### Data in this exercise
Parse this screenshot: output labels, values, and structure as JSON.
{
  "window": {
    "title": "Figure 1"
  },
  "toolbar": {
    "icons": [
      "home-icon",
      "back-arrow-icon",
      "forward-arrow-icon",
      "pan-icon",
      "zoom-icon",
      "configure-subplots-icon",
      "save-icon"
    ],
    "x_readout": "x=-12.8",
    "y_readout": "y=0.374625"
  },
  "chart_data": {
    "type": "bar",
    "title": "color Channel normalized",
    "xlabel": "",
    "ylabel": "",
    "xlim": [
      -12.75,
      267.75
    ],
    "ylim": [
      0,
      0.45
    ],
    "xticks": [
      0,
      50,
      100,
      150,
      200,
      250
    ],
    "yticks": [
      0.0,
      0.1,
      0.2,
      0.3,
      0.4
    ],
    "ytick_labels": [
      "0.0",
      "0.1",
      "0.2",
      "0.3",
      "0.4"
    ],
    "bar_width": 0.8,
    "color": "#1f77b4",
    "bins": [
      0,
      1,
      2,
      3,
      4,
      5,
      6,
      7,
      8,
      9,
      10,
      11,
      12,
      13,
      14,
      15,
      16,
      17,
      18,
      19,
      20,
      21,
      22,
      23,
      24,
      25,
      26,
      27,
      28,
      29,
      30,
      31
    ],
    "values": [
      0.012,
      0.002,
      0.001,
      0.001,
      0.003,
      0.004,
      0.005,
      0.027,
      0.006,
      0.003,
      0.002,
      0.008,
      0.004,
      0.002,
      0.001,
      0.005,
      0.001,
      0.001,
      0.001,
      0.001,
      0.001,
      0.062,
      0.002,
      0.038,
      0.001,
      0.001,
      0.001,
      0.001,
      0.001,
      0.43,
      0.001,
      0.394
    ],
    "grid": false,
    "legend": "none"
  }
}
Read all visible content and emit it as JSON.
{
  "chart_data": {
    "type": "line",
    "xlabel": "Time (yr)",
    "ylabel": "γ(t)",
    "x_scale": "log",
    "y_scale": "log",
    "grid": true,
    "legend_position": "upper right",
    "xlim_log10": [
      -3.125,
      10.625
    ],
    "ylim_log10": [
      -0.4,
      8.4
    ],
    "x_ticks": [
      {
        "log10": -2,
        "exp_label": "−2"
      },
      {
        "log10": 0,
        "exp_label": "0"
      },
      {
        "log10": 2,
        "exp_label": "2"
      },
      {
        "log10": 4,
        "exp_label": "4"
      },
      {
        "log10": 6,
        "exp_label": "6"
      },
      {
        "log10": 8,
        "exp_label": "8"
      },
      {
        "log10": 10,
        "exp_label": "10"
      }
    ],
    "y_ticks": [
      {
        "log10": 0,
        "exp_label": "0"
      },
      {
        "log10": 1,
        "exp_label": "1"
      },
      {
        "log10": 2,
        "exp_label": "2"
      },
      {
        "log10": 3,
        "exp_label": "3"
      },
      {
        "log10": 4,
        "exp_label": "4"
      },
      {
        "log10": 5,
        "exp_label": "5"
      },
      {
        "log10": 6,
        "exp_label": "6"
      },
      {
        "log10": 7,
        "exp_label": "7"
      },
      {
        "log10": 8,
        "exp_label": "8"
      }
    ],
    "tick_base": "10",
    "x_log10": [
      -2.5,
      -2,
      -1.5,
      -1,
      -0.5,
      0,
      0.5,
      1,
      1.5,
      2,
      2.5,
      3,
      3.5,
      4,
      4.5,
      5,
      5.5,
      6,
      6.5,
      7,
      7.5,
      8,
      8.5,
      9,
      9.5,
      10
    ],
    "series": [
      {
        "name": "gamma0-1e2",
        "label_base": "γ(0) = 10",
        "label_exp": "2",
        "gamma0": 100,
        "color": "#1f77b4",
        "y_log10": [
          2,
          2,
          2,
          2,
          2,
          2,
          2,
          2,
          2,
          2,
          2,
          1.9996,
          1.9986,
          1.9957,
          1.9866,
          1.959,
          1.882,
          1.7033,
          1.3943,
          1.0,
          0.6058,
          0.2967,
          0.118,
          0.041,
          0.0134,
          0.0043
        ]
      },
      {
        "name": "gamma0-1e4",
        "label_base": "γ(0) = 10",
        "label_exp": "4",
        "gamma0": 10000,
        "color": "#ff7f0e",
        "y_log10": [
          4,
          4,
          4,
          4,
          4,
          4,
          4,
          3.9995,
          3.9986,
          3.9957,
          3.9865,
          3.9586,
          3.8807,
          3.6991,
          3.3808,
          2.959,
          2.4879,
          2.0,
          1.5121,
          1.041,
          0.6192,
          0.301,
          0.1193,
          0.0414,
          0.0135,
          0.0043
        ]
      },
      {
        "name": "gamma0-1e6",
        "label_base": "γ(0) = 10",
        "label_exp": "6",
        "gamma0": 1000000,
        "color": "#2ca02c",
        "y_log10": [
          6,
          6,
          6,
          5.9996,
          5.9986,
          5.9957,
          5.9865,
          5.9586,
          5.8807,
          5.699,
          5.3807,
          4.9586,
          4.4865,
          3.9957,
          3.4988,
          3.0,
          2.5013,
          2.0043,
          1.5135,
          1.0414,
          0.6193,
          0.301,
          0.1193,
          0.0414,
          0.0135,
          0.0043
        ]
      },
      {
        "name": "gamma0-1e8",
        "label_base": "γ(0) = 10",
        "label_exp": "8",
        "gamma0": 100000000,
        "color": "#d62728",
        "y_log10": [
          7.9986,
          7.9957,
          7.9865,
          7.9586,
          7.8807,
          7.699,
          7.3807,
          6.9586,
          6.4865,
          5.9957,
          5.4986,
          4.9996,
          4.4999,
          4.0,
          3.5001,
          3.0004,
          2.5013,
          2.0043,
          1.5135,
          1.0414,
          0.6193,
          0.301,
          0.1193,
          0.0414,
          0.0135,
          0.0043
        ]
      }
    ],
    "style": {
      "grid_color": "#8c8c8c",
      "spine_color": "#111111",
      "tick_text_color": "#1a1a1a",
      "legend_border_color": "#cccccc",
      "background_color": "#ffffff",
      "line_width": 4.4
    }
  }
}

### The problem
Please reproduce all of the entries exactly as they stand.

### Reply to the exercise
Parse this screenshot: output labels, values, and structure as JSON.
{
  "window": {
    "title": "Figure 1"
  },
  "toolbar": {
    "icons": [
      "home-icon",
      "back-arrow-icon",
      "forward-arrow-icon",
      "pan-icon",
      "zoom-icon",
      "configure-subplots-icon",
      "save-icon"
    ],
    "x_readout": "x=-12.8",
    "y_readout": "y=0.374625"
  },
  "chart_data": {
    "type": "bar",
    "title": "color Channel normalized",
    "xlabel": "",
    "ylabel": "",
    "xlim": [
      -12.75,
      267.75
    ],
    "ylim": [
      0,
      0.45
    ],
    "xticks": [
      0,
      50,
      100,
      150,
      200,
      250
    ],
    "yticks": [
      0.0,
      0.1,
      0.2,
      0.3,
      0.4
    ],
    "ytick_labels": [
      "0.0",
      "0.1",
      "0.2",
      "0.3",
      "0.4"
    ],
    "bar_width": 0.8,
    "color": "#1f77b4",
    "bins": [
      0,
      1,
      2,
      3,
      4,
      5,
      6,
      7,
      8,
      9,
      10,
      11,
      12,
      13,
      14,
      15,
      16,
      17,
      18,
      19,
      20,
      21,
      22,
      23,
      24,
      25,
      26,
      27,
      28,
      29,
      30,
      31
    ],
    "values": [
      0.012,
      0.002,
      0.001,
      0.001,
      0.003,
      0.004,
      0.005,
      0.027,
      0.006,
      0.003,
      0.002,
      0.008,
      0.004,
      0.002,
      0.001,
      0.005,
      0.001,
      0.001,
      0.001,
      0.001,
      0.001,
      0.062,
      0.002,
      0.038,
      0.001,
      0.001,
      0.001,
      0.001,
      0.001,
      0.43,
      0.001,
      0.394
    ],
    "grid": false,
    "legend": "none"
  }
}
Read all visible content and emit it as JSON.
{
  "chart_data": {
    "type": "line",
    "xlabel": "Time (yr)",
    "ylabel": "γ(t)",
    "x_scale": "log",
    "y_scale": "log",
    "grid": true,
    "legend_position": "upper right",
    "xlim_log10": [
      -3.125,
      10.625
    ],
    "ylim_log10": [
      -0.4,
      8.4
    ],
    "x_ticks": [
      {
        "log10": -2,
        "exp_label": "−2"
      },
      {
        "log10": 0,
        "exp_label": "0"
      },
      {
        "log10": 2,
        "exp_label": "2"
      },
      {
        "log10": 4,
        "exp_label": "4"
      },
      {
        "log10": 6,
        "exp_label": "6"
      },
      {
        "log10": 8,
        "exp_label": "8"
      },
      {
        "log10": 10,
        "exp_label": "10"
      }
    ],
    "y_ticks": [
      {
        "log10": 0,
        "exp_label": "0"
      },
      {
        "log10": 1,
        "exp_label": "1"
      },
      {
        "log10": 2,
        "exp_label": "2"
      },
      {
        "log10": 3,
        "exp_label": "3"
      },
      {
        "log10": 4,
        "exp_label": "4"
      },
      {
        "log10": 5,
        "exp_label": "5"
      },
      {
        "log10": 6,
        "exp_label": "6"
      },
      {
        "log10": 7,
        "exp_label": "7"
      },
      {
        "log10": 8,
        "exp_label": "8"
      }
    ],
    "tick_base": "10",
    "x_log10": [
      -2.5,
      -2,
      -1.5,
      -1,
      -0.5,
      0,
      0.5,
      1,
      1.5,
      2,
      2.5,
      3,
      3.5,
      4,
      4.5,
      5,
      5.5,
      6,
      6.5,
      7,
      7.5,
      8,
      8.5,
      9,
      9.5,
      10
    ],
    "series": [
      {
        "name": "gamma0-1e2",
        "label_base": "γ(0) = 10",
        "label_exp": "2",
        "gamma0": 100,
        "color": "#1f77b4",
        "y_log10": [
          2,
          2,
          2,
          2,
          2,
          2,
          2,
          2,
          2,
          2,
          2,
          1.9996,
          1.9986,
          1.9957,
          1.9866,
          1.959,
          1.882,
          1.7033,
          1.3943,
          1.0,
          0.6058,
          0.2967,
          0.118,
          0.041,
          0.0134,
          0.0043
        ]
      },
      {
        "name": "gamma0-1e4",
        "label_base": "γ(0) = 10",
        "label_exp": "4",
        "gamma0": 10000,
        "color": "#ff7f0e",
        "y_log10": [
          4,
          4,
          4,
          4,
          4,
          4,
          4,
          3.9995,
          3.9986,
          3.9957,
          3.9865,
          3.9586,
          3.8807,
          3.6991,
          3.3808,
          2.959,
          2.4879,
          2.0,
          1.5121,
          1.041,
          0.6192,
          0.301,
          0.1193,
          0.0414,
          0.0135,
          0.0043
        ]
      },
      {
        "name": "gamma0-1e6",
        "label_base": "γ(0) = 10",
        "label_exp": "6",
        "gamma0": 1000000,
        "color": "#2ca02c",
        "y_log10": [
          6,
          6,
          6,
          5.9996,
          5.9986,
          5.9957,
          5.9865,
          5.9586,
          5.8807,
          5.699,
          5.3807,
          4.9586,
          4.4865,
          3.9957,
          3.4988,
          3.0,
          2.5013,
          2.0043,
          1.5135,
          1.0414,
          0.6193,
          0.301,
          0.1193,
          0.0414,
          0.0135,
          0.0043
        ]
      },
      {
        "name": "gamma0-1e8",
        "label_base": "γ(0) = 10",
        "label_exp": "8",
        "gamma0": 100000000,
        "color": "#d62728",
        "y_log10": [
          7.9986,
          7.9957,
          7.9865,
          7.9586,
          7.8807,
          7.699,
          7.3807,
          6.9586,
          6.4865,
          5.9957,
          5.4986,
          4.9996,
          4.4999,
          4.0,
          3.5001,
          3.0004,
          2.5013,
          2.0043,
          1.5135,
          1.0414,
          0.6193,
          0.301,
          0.1193,
          0.0414,
          0.0135,
          0.0043
        ]
      }
    ],
    "style": {
      "grid_color": "#8c8c8c",
      "spine_color": "#111111",
      "tick_text_color": "#1a1a1a",
      "legend_border_color": "#cccccc",
      "background_color": "#ffffff",
      "line_width": 4.4
    }
  }
}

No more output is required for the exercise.